• WHAT YOU HAVE TO DO:
Give only the number of lines in the records that include the string "såldes".

═══

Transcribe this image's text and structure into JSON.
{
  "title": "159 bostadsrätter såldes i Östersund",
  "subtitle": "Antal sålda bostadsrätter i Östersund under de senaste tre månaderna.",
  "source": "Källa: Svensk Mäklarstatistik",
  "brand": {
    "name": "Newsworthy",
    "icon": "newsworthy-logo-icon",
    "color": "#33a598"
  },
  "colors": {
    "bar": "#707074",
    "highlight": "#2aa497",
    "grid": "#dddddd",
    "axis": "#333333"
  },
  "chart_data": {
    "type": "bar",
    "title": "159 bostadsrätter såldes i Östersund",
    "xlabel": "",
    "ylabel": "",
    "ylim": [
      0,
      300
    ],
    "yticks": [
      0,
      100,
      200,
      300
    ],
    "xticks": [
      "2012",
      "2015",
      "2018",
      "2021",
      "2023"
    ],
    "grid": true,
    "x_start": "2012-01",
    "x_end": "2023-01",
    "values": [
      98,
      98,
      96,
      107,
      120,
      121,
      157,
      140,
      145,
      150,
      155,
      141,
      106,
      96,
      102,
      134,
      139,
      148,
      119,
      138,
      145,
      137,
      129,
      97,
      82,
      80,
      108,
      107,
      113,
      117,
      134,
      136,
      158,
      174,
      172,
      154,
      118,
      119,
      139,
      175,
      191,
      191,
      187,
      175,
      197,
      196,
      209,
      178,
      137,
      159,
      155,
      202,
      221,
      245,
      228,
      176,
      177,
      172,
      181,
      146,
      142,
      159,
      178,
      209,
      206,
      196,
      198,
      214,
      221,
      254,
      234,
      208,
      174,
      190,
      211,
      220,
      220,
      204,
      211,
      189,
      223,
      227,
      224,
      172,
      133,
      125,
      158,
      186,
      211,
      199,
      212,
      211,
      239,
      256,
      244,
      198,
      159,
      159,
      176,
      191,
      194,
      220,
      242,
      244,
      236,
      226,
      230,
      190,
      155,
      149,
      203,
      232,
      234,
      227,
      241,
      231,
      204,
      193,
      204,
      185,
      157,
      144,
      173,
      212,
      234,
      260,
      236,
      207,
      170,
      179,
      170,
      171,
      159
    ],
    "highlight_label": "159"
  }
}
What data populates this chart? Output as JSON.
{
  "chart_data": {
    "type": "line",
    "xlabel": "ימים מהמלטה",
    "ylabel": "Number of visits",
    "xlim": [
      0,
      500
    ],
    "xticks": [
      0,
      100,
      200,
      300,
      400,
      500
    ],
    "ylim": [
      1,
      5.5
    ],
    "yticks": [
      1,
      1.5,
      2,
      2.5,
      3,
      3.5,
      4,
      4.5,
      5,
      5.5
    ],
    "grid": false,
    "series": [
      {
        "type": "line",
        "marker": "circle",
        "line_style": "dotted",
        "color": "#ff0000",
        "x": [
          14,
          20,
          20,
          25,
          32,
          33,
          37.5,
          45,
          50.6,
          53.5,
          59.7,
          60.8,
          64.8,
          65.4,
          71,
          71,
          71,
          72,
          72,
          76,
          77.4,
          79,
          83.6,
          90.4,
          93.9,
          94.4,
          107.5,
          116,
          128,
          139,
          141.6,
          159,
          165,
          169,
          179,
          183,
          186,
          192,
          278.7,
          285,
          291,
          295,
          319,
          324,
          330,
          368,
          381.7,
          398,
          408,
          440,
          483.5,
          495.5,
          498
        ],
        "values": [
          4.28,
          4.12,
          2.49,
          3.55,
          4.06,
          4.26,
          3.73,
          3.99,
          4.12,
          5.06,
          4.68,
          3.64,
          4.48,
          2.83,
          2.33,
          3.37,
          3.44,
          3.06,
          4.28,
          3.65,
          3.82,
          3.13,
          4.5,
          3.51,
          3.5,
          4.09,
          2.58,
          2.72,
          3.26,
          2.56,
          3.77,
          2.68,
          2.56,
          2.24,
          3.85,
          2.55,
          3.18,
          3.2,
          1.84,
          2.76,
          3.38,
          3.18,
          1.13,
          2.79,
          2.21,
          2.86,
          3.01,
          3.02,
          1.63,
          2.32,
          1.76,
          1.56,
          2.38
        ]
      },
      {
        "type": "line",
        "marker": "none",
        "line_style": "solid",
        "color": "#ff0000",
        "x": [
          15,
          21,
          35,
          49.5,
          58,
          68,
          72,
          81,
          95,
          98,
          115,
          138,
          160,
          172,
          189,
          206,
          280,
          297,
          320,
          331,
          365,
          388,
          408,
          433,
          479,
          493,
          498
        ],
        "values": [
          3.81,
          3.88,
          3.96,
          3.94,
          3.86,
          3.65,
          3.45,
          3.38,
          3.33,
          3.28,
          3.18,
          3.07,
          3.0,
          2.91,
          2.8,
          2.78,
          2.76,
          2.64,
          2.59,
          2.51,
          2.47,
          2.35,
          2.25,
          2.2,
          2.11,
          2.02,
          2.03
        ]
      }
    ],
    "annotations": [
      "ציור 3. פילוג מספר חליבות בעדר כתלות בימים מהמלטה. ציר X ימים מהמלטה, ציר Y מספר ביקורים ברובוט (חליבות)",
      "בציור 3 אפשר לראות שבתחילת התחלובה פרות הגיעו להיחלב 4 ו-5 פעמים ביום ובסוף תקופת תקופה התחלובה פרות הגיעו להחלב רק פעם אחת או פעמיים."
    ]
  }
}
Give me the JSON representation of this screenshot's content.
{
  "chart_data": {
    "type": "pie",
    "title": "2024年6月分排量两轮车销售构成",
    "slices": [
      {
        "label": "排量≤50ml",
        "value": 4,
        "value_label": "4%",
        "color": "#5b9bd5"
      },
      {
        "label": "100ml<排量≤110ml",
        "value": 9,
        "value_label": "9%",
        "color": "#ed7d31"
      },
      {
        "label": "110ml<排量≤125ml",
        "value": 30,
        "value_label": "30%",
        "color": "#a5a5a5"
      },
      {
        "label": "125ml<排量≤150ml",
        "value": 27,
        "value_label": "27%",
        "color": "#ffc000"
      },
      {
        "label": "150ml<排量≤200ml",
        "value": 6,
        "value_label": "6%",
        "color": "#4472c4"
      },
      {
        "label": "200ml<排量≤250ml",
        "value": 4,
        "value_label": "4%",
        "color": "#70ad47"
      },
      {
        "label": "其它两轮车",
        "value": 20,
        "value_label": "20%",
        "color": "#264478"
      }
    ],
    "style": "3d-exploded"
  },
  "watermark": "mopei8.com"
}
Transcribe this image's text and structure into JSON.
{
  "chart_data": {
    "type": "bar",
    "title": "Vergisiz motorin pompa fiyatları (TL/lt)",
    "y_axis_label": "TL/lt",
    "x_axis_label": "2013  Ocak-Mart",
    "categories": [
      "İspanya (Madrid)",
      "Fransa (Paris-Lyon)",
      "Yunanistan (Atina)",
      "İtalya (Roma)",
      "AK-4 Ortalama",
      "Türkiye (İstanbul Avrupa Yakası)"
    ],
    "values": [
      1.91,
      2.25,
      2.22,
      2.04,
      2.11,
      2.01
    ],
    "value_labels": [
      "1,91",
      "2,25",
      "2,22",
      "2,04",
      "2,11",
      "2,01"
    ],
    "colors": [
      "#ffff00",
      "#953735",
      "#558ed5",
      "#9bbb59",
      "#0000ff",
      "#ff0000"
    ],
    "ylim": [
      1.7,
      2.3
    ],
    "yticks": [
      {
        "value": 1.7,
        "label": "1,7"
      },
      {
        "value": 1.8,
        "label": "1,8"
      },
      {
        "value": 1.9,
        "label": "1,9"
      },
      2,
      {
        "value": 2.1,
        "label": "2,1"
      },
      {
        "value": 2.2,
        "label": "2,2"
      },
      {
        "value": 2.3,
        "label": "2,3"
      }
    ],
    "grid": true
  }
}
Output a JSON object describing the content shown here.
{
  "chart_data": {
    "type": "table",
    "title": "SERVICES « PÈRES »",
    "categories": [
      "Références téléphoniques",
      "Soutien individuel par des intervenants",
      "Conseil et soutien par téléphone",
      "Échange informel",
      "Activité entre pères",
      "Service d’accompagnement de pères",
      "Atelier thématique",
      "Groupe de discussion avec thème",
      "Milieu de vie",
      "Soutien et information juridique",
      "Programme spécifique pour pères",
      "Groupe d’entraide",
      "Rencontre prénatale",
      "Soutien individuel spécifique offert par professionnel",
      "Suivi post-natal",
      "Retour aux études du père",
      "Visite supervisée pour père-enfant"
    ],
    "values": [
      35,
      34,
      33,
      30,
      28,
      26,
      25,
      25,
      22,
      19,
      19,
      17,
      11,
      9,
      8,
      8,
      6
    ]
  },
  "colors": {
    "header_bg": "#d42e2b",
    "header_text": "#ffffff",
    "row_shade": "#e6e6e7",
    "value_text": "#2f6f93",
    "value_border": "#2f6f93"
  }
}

═══

• WORKED ANSWER:
2